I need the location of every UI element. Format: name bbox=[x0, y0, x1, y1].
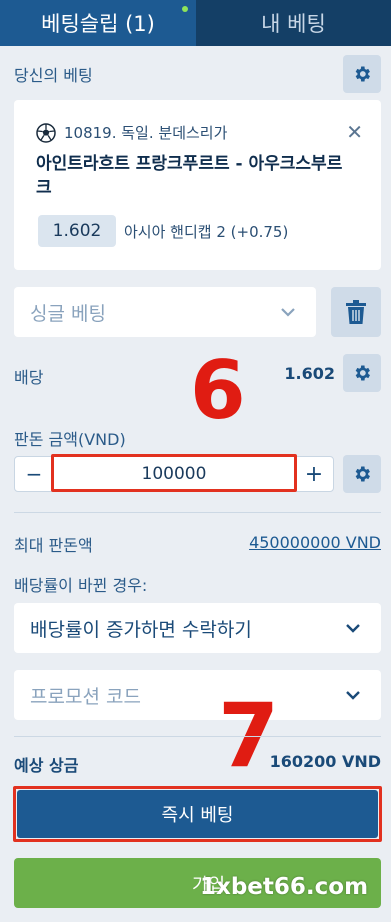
--
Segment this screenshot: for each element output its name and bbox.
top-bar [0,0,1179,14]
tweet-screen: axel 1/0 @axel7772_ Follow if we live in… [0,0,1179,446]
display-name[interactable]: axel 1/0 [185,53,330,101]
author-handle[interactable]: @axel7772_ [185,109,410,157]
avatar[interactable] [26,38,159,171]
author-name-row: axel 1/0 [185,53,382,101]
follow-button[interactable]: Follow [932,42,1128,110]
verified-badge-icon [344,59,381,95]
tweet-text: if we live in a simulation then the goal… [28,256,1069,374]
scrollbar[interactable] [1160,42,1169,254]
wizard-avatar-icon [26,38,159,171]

→ Task requirements
Give the data from the line containing "Segment this screenshot: for" through the line containing "author-name-row: axel 1/0 [185,53,382,101]", both included, as a Markdown table with the columns Row and Line. Number each line in the Row column, put the line itself in the Line column, and leave out blank lines.

→ Output
| Row | Line |
|---|---|
| 1 | Segment this screenshot: for each element output its name and bbox. |
| 2 | top-bar [0,0,1179,14] |
| 3 | tweet-screen: axel 1/0 @axel7772_ Follow if we live in… [0,0,1179,446] |
| 4 | display-name[interactable]: axel 1/0 [185,53,330,101] |
| 5 | author-handle[interactable]: @axel7772_ [185,109,410,157] |
| 6 | avatar[interactable] [26,38,159,171] |
| 7 | author-name-row: axel 1/0 [185,53,382,101] |